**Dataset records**
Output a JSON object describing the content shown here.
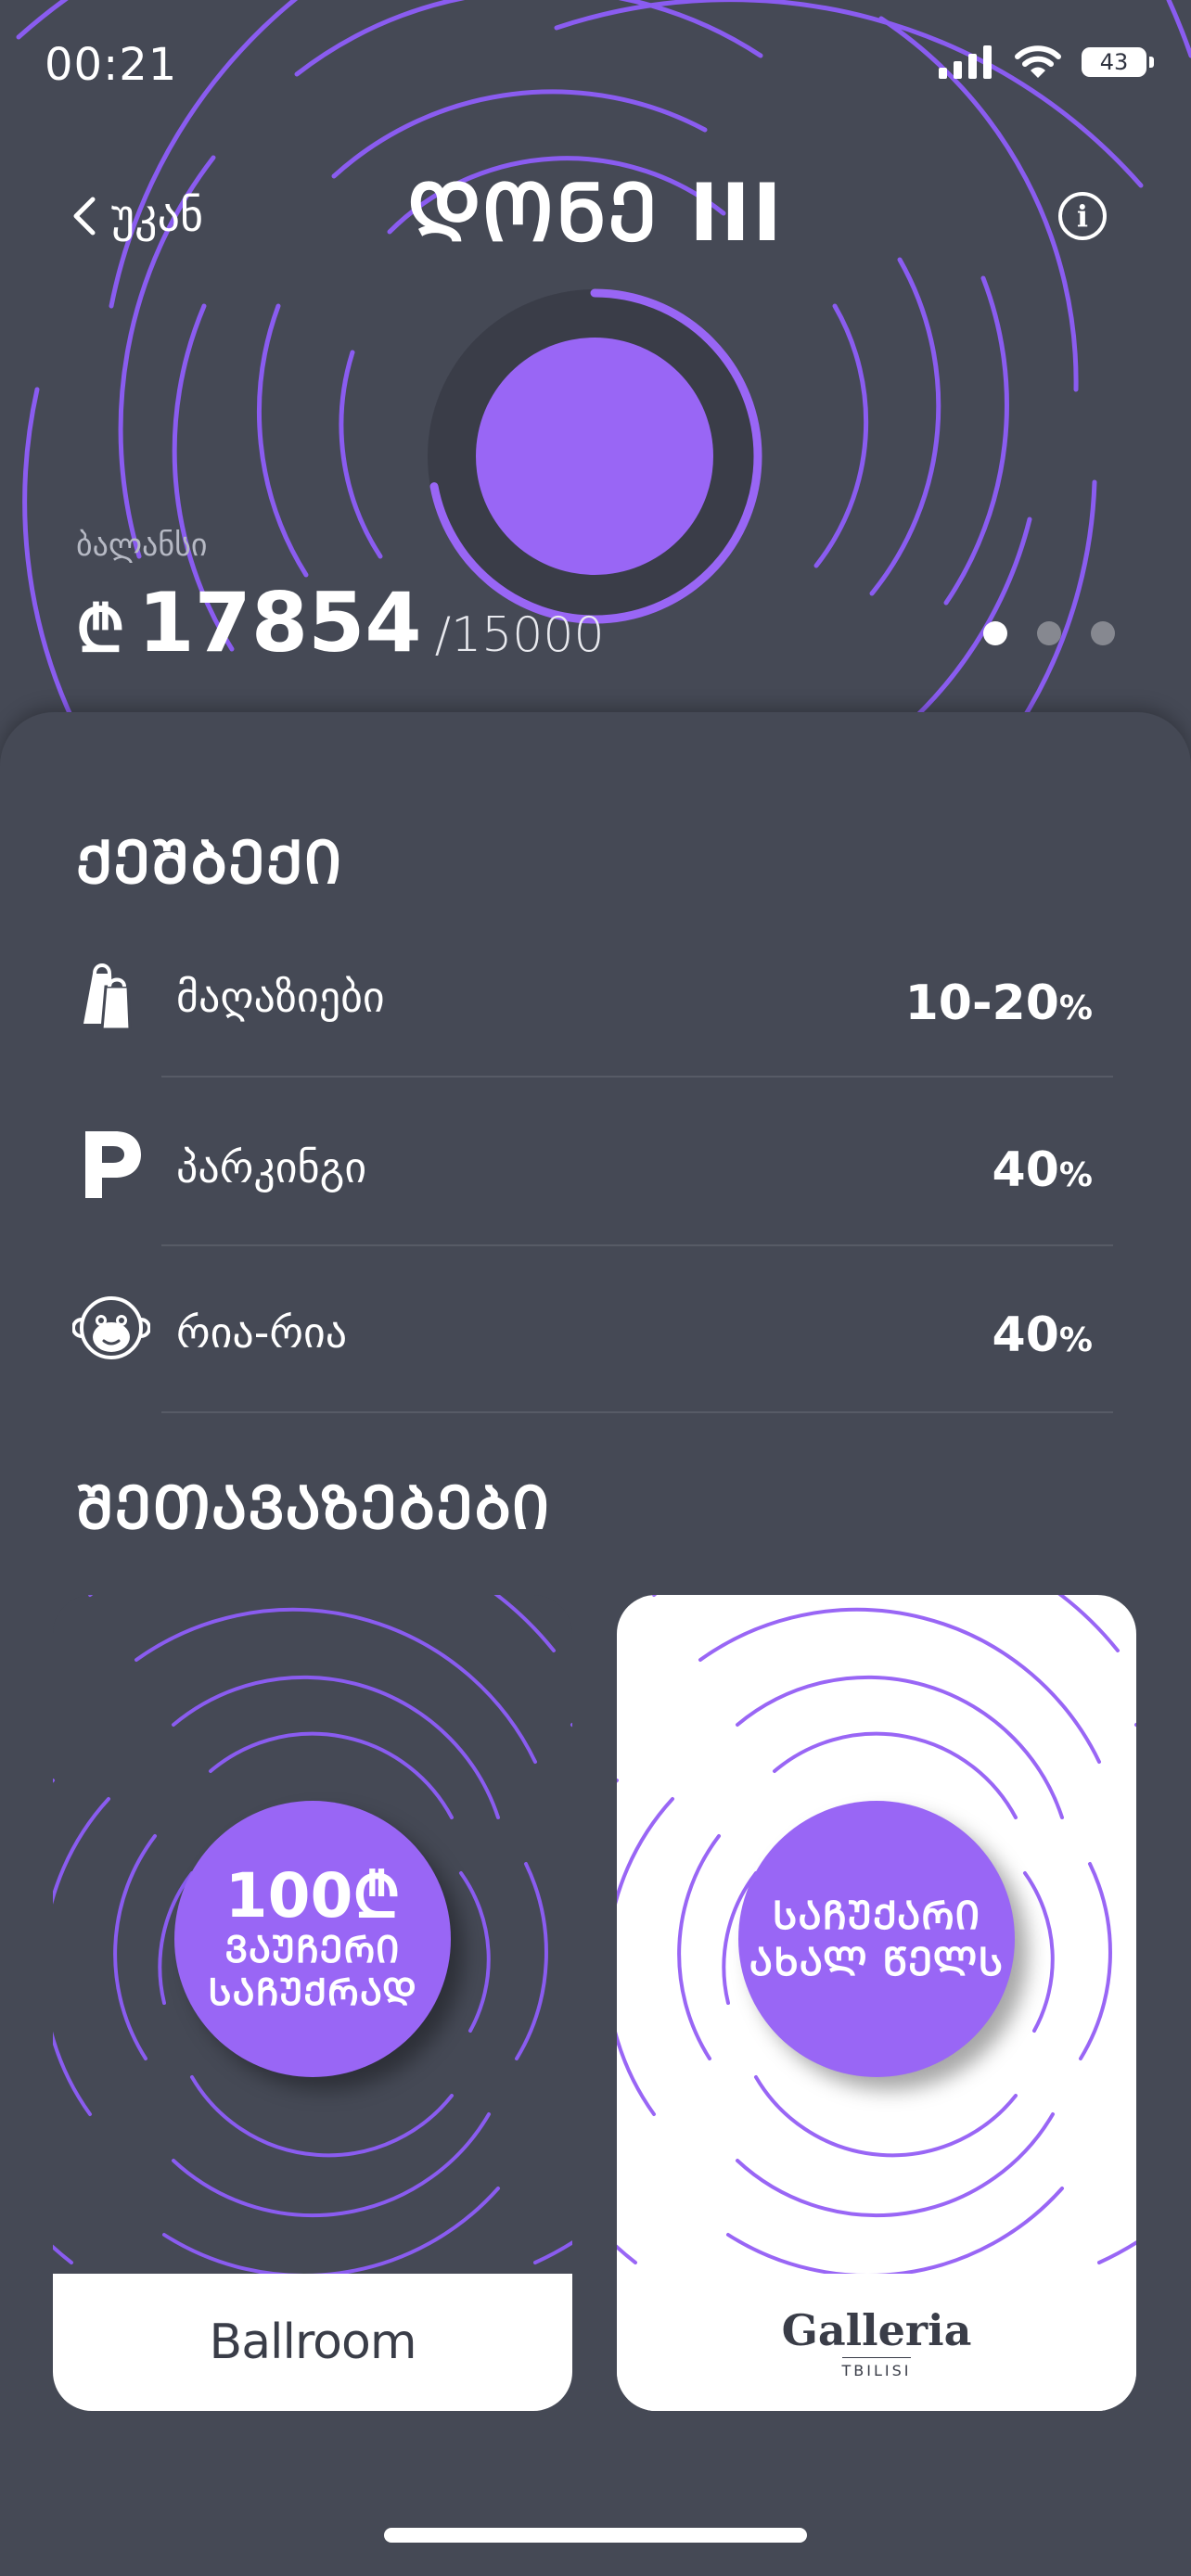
{
  "status_bar": {
    "time": "00:21",
    "battery": "43"
  },
  "nav": {
    "back_label": "უკან",
    "title": "ᲓᲝᲜᲔ III",
    "info_label": "i"
  },
  "level": {
    "progress": 0.72
  },
  "balance": {
    "label": "ბალანსი",
    "currency_symbol": "₾",
    "value": "17854",
    "max": "/15000"
  },
  "pager": {
    "count": 3,
    "active": 0
  },
  "cashback": {
    "title": "ᲥᲔᲨᲑᲔᲥᲘ",
    "items": [
      {
        "icon": "shopping-bags-icon",
        "label": "მაღაზიები",
        "value": "10-20",
        "unit": "%"
      },
      {
        "icon": "parking-icon",
        "label": "პარკინგი",
        "value": "40",
        "unit": "%"
      },
      {
        "icon": "monkey-icon",
        "label": "რია-რია",
        "value": "40",
        "unit": "%"
      }
    ]
  },
  "offers": {
    "title": "ᲨᲔᲗᲐᲕᲐᲖᲔᲑᲔᲑᲘ",
    "cards": [
      {
        "badge_line1": "100₾",
        "badge_line2": "ᲕᲐᲣᲩᲔᲠᲘ",
        "badge_line3": "ᲡᲐᲩᲣᲥᲠᲐᲓ",
        "brand": "Ballroom"
      },
      {
        "badge_line1": "ᲡᲐᲩᲣᲥᲐᲠᲘ",
        "badge_line2": "ᲐᲮᲐᲚ ᲬᲔᲚᲡ",
        "brand": "Galleria",
        "brand_sub": "TBILISI"
      }
    ]
  },
  "colors": {
    "accent": "#9966f5",
    "background": "#454955",
    "white": "#ffffff"
  }
}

**Task instructions**
Every line should be retyped exactly, with the pictures omitted.

**Solution for this task**
Output a JSON object describing the content shown here.
{
  "status_bar": {
    "time": "00:21",
    "battery": "43"
  },
  "nav": {
    "back_label": "უკან",
    "title": "ᲓᲝᲜᲔ III",
    "info_label": "i"
  },
  "level": {
    "progress": 0.72
  },
  "balance": {
    "label": "ბალანსი",
    "currency_symbol": "₾",
    "value": "17854",
    "max": "/15000"
  },
  "pager": {
    "count": 3,
    "active": 0
  },
  "cashback": {
    "title": "ᲥᲔᲨᲑᲔᲥᲘ",
    "items": [
      {
        "icon": "shopping-bags-icon",
        "label": "მაღაზიები",
        "value": "10-20",
        "unit": "%"
      },
      {
        "icon": "parking-icon",
        "label": "პარკინგი",
        "value": "40",
        "unit": "%"
      },
      {
        "icon": "monkey-icon",
        "label": "რია-რია",
        "value": "40",
        "unit": "%"
      }
    ]
  },
  "offers": {
    "title": "ᲨᲔᲗᲐᲕᲐᲖᲔᲑᲔᲑᲘ",
    "cards": [
      {
        "badge_line1": "100₾",
        "badge_line2": "ᲕᲐᲣᲩᲔᲠᲘ",
        "badge_line3": "ᲡᲐᲩᲣᲥᲠᲐᲓ",
        "brand": "Ballroom"
      },
      {
        "badge_line1": "ᲡᲐᲩᲣᲥᲐᲠᲘ",
        "badge_line2": "ᲐᲮᲐᲚ ᲬᲔᲚᲡ",
        "brand": "Galleria",
        "brand_sub": "TBILISI"
      }
    ]
  },
  "colors": {
    "accent": "#9966f5",
    "background": "#454955",
    "white": "#ffffff"
  }
}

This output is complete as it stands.